Return the material below in full and exactly.

## start Raw data

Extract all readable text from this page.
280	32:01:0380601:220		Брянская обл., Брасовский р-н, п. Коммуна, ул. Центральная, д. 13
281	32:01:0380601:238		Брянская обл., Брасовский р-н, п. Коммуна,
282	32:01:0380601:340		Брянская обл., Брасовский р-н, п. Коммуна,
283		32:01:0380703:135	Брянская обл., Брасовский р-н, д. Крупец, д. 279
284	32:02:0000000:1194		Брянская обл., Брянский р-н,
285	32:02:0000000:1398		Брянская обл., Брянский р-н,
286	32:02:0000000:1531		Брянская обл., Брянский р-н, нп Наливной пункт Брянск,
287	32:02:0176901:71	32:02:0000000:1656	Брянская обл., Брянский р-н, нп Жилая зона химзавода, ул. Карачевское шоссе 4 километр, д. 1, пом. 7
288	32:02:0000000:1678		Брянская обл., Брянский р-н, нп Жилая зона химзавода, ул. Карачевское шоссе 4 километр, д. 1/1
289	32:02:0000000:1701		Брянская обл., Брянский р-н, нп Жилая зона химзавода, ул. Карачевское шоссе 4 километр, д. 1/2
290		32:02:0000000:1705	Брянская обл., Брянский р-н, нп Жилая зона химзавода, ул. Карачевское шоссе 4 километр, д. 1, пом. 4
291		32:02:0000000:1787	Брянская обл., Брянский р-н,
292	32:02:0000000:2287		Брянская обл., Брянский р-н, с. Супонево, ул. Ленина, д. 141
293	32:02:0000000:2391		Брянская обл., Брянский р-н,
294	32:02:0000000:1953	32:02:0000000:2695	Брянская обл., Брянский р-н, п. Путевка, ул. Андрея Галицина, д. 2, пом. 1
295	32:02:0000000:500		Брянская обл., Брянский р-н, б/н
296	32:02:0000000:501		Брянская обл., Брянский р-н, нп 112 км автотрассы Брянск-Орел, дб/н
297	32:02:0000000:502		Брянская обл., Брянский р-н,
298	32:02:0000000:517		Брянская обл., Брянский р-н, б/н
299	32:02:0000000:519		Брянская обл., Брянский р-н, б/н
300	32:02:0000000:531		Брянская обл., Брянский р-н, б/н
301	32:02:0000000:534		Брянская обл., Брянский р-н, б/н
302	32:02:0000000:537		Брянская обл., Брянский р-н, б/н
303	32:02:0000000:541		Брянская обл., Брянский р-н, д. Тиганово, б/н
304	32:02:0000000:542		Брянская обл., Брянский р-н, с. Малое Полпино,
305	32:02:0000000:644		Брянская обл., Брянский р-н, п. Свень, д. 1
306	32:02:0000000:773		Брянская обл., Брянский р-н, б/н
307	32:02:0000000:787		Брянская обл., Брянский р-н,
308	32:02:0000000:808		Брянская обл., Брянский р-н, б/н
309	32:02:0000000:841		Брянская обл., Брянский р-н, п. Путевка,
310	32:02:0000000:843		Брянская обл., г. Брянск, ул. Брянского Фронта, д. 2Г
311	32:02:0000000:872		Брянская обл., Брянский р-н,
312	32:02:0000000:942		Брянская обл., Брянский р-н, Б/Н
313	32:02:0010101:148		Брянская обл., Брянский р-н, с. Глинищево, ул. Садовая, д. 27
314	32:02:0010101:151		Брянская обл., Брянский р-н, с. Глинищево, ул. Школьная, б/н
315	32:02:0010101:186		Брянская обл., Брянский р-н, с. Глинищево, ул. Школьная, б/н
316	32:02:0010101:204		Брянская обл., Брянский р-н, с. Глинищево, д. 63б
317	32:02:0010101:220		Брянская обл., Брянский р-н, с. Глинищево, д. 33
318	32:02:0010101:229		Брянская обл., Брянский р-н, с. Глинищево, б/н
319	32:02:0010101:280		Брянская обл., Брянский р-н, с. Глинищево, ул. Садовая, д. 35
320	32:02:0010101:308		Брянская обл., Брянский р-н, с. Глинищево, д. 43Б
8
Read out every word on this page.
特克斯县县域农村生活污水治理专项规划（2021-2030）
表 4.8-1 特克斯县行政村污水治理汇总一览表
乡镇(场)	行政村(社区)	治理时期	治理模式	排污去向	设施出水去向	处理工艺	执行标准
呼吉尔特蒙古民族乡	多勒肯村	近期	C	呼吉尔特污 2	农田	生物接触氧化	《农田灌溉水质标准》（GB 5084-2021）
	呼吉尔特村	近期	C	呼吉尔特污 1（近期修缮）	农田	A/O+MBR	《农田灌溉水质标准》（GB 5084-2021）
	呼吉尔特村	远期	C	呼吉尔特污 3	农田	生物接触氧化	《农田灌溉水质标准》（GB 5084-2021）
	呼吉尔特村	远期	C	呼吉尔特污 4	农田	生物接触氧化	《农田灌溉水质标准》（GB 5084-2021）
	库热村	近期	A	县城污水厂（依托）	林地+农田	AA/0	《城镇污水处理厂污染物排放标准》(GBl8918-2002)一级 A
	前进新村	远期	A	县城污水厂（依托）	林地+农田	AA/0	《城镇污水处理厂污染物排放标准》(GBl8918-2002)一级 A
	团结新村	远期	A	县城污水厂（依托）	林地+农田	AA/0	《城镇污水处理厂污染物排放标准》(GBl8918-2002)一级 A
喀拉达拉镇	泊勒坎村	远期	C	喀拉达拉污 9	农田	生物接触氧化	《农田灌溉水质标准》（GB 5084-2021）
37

## end Raw data

*Reply:*
Extract all readable text from this page.
280	32:01:0380601:220		Брянская обл., Брасовский р-н, п. Коммуна, ул. Центральная, д. 13
281	32:01:0380601:238		Брянская обл., Брасовский р-н, п. Коммуна,
282	32:01:0380601:340		Брянская обл., Брасовский р-н, п. Коммуна,
283		32:01:0380703:135	Брянская обл., Брасовский р-н, д. Крупец, д. 279
284	32:02:0000000:1194		Брянская обл., Брянский р-н,
285	32:02:0000000:1398		Брянская обл., Брянский р-н,
286	32:02:0000000:1531		Брянская обл., Брянский р-н, нп Наливной пункт Брянск,
287	32:02:0176901:71	32:02:0000000:1656	Брянская обл., Брянский р-н, нп Жилая зона химзавода, ул. Карачевское шоссе 4 километр, д. 1, пом. 7
288	32:02:0000000:1678		Брянская обл., Брянский р-н, нп Жилая зона химзавода, ул. Карачевское шоссе 4 километр, д. 1/1
289	32:02:0000000:1701		Брянская обл., Брянский р-н, нп Жилая зона химзавода, ул. Карачевское шоссе 4 километр, д. 1/2
290		32:02:0000000:1705	Брянская обл., Брянский р-н, нп Жилая зона химзавода, ул. Карачевское шоссе 4 километр, д. 1, пом. 4
291		32:02:0000000:1787	Брянская обл., Брянский р-н,
292	32:02:0000000:2287		Брянская обл., Брянский р-н, с. Супонево, ул. Ленина, д. 141
293	32:02:0000000:2391		Брянская обл., Брянский р-н,
294	32:02:0000000:1953	32:02:0000000:2695	Брянская обл., Брянский р-н, п. Путевка, ул. Андрея Галицина, д. 2, пом. 1
295	32:02:0000000:500		Брянская обл., Брянский р-н, б/н
296	32:02:0000000:501		Брянская обл., Брянский р-н, нп 112 км автотрассы Брянск-Орел, дб/н
297	32:02:0000000:502		Брянская обл., Брянский р-н,
298	32:02:0000000:517		Брянская обл., Брянский р-н, б/н
299	32:02:0000000:519		Брянская обл., Брянский р-н, б/н
300	32:02:0000000:531		Брянская обл., Брянский р-н, б/н
301	32:02:0000000:534		Брянская обл., Брянский р-н, б/н
302	32:02:0000000:537		Брянская обл., Брянский р-н, б/н
303	32:02:0000000:541		Брянская обл., Брянский р-н, д. Тиганово, б/н
304	32:02:0000000:542		Брянская обл., Брянский р-н, с. Малое Полпино,
305	32:02:0000000:644		Брянская обл., Брянский р-н, п. Свень, д. 1
306	32:02:0000000:773		Брянская обл., Брянский р-н, б/н
307	32:02:0000000:787		Брянская обл., Брянский р-н,
308	32:02:0000000:808		Брянская обл., Брянский р-н, б/н
309	32:02:0000000:841		Брянская обл., Брянский р-н, п. Путевка,
310	32:02:0000000:843		Брянская обл., г. Брянск, ул. Брянского Фронта, д. 2Г
311	32:02:0000000:872		Брянская обл., Брянский р-н,
312	32:02:0000000:942		Брянская обл., Брянский р-н, Б/Н
313	32:02:0010101:148		Брянская обл., Брянский р-н, с. Глинищево, ул. Садовая, д. 27
314	32:02:0010101:151		Брянская обл., Брянский р-н, с. Глинищево, ул. Школьная, б/н
315	32:02:0010101:186		Брянская обл., Брянский р-н, с. Глинищево, ул. Школьная, б/н
316	32:02:0010101:204		Брянская обл., Брянский р-н, с. Глинищево, д. 63б
317	32:02:0010101:220		Брянская обл., Брянский р-н, с. Глинищево, д. 33
318	32:02:0010101:229		Брянская обл., Брянский р-н, с. Глинищево, б/н
319	32:02:0010101:280		Брянская обл., Брянский р-н, с. Глинищево, ул. Садовая, д. 35
320	32:02:0010101:308		Брянская обл., Брянский р-н, с. Глинищево, д. 43Б
8
Read out every word on this page.
特克斯县县域农村生活污水治理专项规划（2021-2030）
表 4.8-1 特克斯县行政村污水治理汇总一览表
乡镇(场)	行政村(社区)	治理时期	治理模式	排污去向	设施出水去向	处理工艺	执行标准
呼吉尔特蒙古民族乡	多勒肯村	近期	C	呼吉尔特污 2	农田	生物接触氧化	《农田灌溉水质标准》（GB 5084-2021）
	呼吉尔特村	近期	C	呼吉尔特污 1（近期修缮）	农田	A/O+MBR	《农田灌溉水质标准》（GB 5084-2021）
	呼吉尔特村	远期	C	呼吉尔特污 3	农田	生物接触氧化	《农田灌溉水质标准》（GB 5084-2021）
	呼吉尔特村	远期	C	呼吉尔特污 4	农田	生物接触氧化	《农田灌溉水质标准》（GB 5084-2021）
	库热村	近期	A	县城污水厂（依托）	林地+农田	AA/0	《城镇污水处理厂污染物排放标准》(GBl8918-2002)一级 A
	前进新村	远期	A	县城污水厂（依托）	林地+农田	AA/0	《城镇污水处理厂污染物排放标准》(GBl8918-2002)一级 A
	团结新村	远期	A	县城污水厂（依托）	林地+农田	AA/0	《城镇污水处理厂污染物排放标准》(GBl8918-2002)一级 A
喀拉达拉镇	泊勒坎村	远期	C	喀拉达拉污 9	农田	生物接触氧化	《农田灌溉水质标准》（GB 5084-2021）
37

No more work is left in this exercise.